*Given passage*
☆ ☆ ☆ ☆

- €50 billion to build fifty offshore wind farms and six nuclear power reactors, double onshore wind power and increase solar energy output tenfold by 2050.
- €15 billion in tax cuts financed by administrative spending cuts.
- Achieve 100-percent French supply chains in electric cars, solar panels and wind turbines.
- Create 200 new gendarmerie brigades. (There are about 3,600.)
- Cut inheritance tax.
- Give all French a one-time, tax-free cheque of up to €6,000 to cope with inflation.
- Hire 8,500 magistrates and judicial staff.
- Integrate European armed forces.
- Raise subsidies for single parents.
- Raise teachers’ pay and give schools more autonomy.
- Raise the retirement age from 62 to 65. Raise the minimum pension to €1,100 per month. Merge France’s 42 public pension schemes into a single, points-based system.
- Simplify asylum procedures.
Marine Le Pen
The leader of the far-right National Rally has 17 to 21 percent support.
- Abolish inheritance tax for low and middle incomes.
- Ban the slaughter of conscious animals.
- Centralize French language and history in high-school curricula.
- Double subsidies for single parents.
- End family reunification as criterion for residence.
- Exempt workers under the age of 30 from income tax.
- Give native French priority in employment and social housing.
- Privatize public broadcasting and abolish the license fee.
- Process asylum applications abroad, not in France.
- Renationalize motorways to reduce tolls by 15 percent.
- Restore mandatory minimum prison sentences and abolish early release.

☆ ☆ ☆ ☆

*Work instructions*
1. Using the list of French campaign pledges, decide whether each statement agrees with it, answering yes or no and quoting the words that settle it: (a) Marine Le Pen's list includes exempting workers under 30 from income tax. (b) The first list would raise the retirement age from 62 to 67. (c) Marine Le Pen's list would double subsidies for single parents.
2. Pick up the list of French campaign pledges after its final item and continue it.
The records that come next have no connection to the list of French campaign pledges.

☆ ☆ ☆ ☆

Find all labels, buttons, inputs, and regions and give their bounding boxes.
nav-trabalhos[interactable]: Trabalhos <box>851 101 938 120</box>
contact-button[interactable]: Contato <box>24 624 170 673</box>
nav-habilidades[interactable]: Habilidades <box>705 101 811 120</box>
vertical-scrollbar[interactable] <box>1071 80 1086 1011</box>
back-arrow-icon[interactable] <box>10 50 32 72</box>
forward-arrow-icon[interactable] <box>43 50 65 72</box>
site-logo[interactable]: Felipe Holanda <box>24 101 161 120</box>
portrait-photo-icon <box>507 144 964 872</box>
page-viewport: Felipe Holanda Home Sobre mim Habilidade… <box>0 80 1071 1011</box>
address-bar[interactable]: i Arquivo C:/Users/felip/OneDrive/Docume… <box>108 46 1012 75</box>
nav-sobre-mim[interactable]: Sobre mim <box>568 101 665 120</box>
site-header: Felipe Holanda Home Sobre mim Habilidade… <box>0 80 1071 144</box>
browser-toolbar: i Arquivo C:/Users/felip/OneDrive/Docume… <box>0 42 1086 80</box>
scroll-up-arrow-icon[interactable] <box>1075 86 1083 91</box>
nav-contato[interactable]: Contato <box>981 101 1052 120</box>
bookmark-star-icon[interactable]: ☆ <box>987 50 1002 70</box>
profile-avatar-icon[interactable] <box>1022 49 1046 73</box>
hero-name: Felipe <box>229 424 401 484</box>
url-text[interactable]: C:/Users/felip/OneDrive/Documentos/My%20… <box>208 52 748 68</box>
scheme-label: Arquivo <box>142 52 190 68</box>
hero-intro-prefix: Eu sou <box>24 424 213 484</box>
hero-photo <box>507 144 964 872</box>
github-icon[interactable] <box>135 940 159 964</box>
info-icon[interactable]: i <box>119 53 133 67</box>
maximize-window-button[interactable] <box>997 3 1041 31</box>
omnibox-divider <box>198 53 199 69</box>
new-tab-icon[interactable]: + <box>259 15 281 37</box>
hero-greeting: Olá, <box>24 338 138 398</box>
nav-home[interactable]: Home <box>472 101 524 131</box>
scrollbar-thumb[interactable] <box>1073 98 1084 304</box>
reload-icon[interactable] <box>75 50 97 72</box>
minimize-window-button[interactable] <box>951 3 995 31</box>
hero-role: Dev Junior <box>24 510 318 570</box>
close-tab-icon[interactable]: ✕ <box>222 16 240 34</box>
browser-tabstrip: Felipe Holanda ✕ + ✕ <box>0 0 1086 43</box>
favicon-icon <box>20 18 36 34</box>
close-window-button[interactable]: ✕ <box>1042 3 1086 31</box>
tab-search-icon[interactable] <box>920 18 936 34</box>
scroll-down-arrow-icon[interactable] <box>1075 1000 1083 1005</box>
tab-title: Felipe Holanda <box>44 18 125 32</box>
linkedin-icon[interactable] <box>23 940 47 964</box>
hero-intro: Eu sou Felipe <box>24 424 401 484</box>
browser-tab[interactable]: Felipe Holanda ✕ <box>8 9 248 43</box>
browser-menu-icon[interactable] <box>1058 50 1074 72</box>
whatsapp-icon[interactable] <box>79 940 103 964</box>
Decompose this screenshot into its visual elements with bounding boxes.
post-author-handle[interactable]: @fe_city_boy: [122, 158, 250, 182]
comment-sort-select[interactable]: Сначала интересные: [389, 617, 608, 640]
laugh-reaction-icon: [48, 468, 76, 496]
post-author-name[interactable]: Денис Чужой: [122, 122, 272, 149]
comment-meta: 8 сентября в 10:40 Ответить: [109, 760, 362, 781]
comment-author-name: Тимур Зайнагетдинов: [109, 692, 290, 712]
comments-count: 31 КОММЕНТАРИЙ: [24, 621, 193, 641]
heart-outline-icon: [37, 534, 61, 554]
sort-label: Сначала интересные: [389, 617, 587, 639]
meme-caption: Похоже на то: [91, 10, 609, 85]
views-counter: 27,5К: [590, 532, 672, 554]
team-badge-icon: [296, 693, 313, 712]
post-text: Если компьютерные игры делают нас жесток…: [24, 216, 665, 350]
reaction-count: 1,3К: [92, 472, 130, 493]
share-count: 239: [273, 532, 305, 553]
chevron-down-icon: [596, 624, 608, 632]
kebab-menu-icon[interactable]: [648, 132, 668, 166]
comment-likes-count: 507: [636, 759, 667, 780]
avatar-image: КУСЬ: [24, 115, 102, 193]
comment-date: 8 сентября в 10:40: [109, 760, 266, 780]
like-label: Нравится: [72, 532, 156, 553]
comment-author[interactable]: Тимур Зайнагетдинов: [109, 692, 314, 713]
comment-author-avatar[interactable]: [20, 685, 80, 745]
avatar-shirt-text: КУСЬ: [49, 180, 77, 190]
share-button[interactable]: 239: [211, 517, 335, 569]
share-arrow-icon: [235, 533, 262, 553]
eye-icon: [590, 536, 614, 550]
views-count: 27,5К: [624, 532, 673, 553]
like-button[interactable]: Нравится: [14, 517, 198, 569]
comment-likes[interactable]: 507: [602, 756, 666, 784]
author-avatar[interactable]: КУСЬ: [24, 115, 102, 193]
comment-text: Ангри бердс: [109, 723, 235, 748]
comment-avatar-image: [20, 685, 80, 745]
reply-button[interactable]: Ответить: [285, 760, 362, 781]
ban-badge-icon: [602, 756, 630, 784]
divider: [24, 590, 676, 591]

☆ ☆ ☆ ☆

*Your written answers*
1.
(a) Yes: "Exempt workers under the age of 30 from income tax."
(b) No: "Raise the retirement age from 62 to 65."
(c) Yes: "Double subsidies for single parents."

2.
Jean-Luc Mélenchon
The leader of the far-left France Unbowed is consolidating left-wing support. He polled at 9 to 11 percent earlier this year, but is now at 14-15 percent.
- €200 billion in ecological and social investments.
- 100-percent tax on inheritances over €12 million.
- Ban factory farming.
- Ensure a minimum monthly after-tax income of €1,400.
- Guarantee jobs for all.
- Leave NATO.
- Legalize cannabis under a state monopoly.
- Liberalize immigration laws.
- Lower the pension age from 62 to 60.
- Phase out nuclear power.
- Raise tax on incomes over €4,000 per month.
- Reduce the working week to 32 hours in some jobs.
- Reinstate the wealth tax (abolished by Macron).
- Renationalize motorways, rail and utilities.
Valérie Pécresse
The leader of the center-right Republicans has 9 to 11 percent support.
- Condition residency on learning French.
- Cut 200,000 administrative jobs.
- Cut social aid for illegal immigrants.
- Hire 25,000 caregivers and cut red tape in hospitals.
- Introduce immigration quotas for countries and professions.
- Raise the retirement age from 62 to 65.
- Simplify asylum procedures.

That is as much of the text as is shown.